> [Aim of the task]:
List every date in the numbered paragraphs of the court order below that is written as day, month and year in numerals joined by hyphens.

## Start Document extract

Andhra HC (Pre-Telangana)

Novapan Industries Limited vs S. Krishna Murthy And Anr. on 24 January, 2003

Equivalent citations: 2003(2)ALD126, [2003(97)FLR342]

Author: L. Narasimha Reddy

Bench: L. Narasimha Reddy

ORDER
 

L. Narasimha Reddy, J. 
 

1. This writ petition is directed against the orders of the Labour Court-II, Hyderabad (hereinafter referred to as 'the Labour Court') dated 13-11-2002 in I.D.No.85 of 1999. The Management is the petitioner herein. The impugned order came to be passed under the following facts and circumstances:

2. The 1st respondent (hereinafter referred to as 'the workman') was appointed as a Trainee security Guard of the petitioner, which is an industrial company, (hereinafter referred to as 'the Management'), through orders dated 1-4-1982. His services were confirmed on 9-2-1985. The relationship between the workman and the Management were not cordial. Right from regularisation of services, there were disputes of one kind or the other. The workman was active in the trade union relatable to the Management. In the year 1995, the workman intended to contest for the post of Vice-President of the Novapan Mazdoor Sangh. The Management filed OS No. 228/95 and obtained an interim injunction against the workman from contesting the said office. This fact is referred only to indicate the absence of normal relation between the workman and the Management.

3. Through orders dated 13-7-1998, the workman was promoted as Security Inspector and was transferred to the Sales Office of the Management at Chennai. The workman submitted a representation dated 3-8-1998 to the Management stating that he may be continued at Hyderabad only, even at the cost of denying promotion to him. The request was turned down on the same day and he was directed to report at Chennai. On the ground that he did not report to duty at Chennai, disciplinary proceedings were initiated and ultimately, through orders dated 3-10-1998, the workman was dismissed from service.

4. Challenging the order of dismissal, the workman raised the Industrial Dispute by filing ID No. 85/99 on the file of the Labour Court, under Section 2-A(2) of the Industrial Disputes Act (for short 'the Act'), seeking the relief of reinstatement into service with full back wages.

## End Document extract
## Start Data rows

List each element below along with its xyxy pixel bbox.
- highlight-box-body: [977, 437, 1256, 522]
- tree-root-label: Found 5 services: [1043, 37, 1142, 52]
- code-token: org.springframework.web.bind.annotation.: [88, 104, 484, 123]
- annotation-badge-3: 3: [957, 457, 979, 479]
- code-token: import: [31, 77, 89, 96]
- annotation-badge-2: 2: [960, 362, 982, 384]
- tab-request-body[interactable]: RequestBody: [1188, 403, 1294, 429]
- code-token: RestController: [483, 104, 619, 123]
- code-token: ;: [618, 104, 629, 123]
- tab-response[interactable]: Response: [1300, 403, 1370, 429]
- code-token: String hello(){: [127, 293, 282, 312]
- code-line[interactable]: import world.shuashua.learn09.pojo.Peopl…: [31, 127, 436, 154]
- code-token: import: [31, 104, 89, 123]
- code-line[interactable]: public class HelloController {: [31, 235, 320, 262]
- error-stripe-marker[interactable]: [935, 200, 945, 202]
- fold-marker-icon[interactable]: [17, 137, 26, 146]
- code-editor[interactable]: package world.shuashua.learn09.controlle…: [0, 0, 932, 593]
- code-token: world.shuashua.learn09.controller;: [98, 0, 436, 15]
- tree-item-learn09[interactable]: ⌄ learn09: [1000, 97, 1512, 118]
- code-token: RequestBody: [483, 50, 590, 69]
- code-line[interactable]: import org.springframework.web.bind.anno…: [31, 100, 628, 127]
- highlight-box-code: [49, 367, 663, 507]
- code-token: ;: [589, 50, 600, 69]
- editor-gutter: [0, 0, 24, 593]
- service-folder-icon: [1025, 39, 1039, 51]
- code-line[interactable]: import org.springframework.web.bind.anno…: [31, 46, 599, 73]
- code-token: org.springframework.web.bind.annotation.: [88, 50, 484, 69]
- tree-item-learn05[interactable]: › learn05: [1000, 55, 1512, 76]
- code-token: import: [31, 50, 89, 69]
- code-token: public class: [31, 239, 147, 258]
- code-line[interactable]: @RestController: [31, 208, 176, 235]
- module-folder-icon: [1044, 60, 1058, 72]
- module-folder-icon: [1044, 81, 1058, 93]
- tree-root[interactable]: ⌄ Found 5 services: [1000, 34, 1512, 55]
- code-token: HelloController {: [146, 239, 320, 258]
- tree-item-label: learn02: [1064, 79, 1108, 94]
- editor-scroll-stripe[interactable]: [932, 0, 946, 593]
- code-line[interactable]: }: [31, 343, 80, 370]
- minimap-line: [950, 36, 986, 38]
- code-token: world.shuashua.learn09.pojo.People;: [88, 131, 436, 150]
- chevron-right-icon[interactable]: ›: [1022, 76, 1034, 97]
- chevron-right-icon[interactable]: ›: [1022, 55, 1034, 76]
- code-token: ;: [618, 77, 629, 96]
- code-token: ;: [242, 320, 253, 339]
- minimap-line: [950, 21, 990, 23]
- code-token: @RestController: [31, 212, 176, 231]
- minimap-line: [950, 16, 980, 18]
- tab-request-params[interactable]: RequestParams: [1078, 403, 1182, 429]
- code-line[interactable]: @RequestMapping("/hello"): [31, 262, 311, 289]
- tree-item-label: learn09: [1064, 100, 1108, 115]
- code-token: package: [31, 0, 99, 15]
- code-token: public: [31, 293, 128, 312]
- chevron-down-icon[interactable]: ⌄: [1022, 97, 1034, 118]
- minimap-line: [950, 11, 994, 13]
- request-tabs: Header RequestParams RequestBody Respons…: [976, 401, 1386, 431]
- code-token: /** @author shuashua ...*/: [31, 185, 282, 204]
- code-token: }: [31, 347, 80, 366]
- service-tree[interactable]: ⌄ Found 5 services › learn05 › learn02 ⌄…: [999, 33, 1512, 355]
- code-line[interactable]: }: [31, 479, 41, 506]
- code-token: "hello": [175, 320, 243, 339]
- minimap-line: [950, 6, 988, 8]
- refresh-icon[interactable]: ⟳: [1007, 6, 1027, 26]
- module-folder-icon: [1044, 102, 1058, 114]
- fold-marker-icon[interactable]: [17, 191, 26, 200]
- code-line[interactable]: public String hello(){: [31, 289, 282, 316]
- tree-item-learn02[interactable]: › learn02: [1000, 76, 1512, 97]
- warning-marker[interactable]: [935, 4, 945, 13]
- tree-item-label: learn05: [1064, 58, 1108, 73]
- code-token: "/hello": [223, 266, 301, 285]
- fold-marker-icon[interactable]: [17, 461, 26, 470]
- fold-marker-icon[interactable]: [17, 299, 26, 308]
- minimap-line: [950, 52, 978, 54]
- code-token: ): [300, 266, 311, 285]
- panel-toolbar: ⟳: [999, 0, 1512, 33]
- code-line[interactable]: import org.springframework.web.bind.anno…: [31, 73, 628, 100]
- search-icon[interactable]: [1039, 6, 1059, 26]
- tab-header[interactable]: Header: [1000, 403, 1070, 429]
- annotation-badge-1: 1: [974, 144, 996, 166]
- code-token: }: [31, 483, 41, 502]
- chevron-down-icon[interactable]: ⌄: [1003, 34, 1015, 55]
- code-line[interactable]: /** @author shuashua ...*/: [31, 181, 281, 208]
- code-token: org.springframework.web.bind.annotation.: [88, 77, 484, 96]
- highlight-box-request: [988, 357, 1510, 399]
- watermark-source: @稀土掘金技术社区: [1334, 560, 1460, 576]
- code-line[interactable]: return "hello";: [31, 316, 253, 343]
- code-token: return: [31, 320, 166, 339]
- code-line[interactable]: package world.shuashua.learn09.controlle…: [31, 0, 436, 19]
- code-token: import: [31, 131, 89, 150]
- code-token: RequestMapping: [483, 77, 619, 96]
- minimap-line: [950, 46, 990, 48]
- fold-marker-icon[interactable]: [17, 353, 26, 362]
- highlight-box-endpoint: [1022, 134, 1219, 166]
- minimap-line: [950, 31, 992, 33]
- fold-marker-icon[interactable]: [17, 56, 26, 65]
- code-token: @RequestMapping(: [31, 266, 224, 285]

## End Data rows

> [Solved exercise]:
13-11-2002
1-4-1982
9-2-1985
13-7-1998
3-8-1998
3-10-1998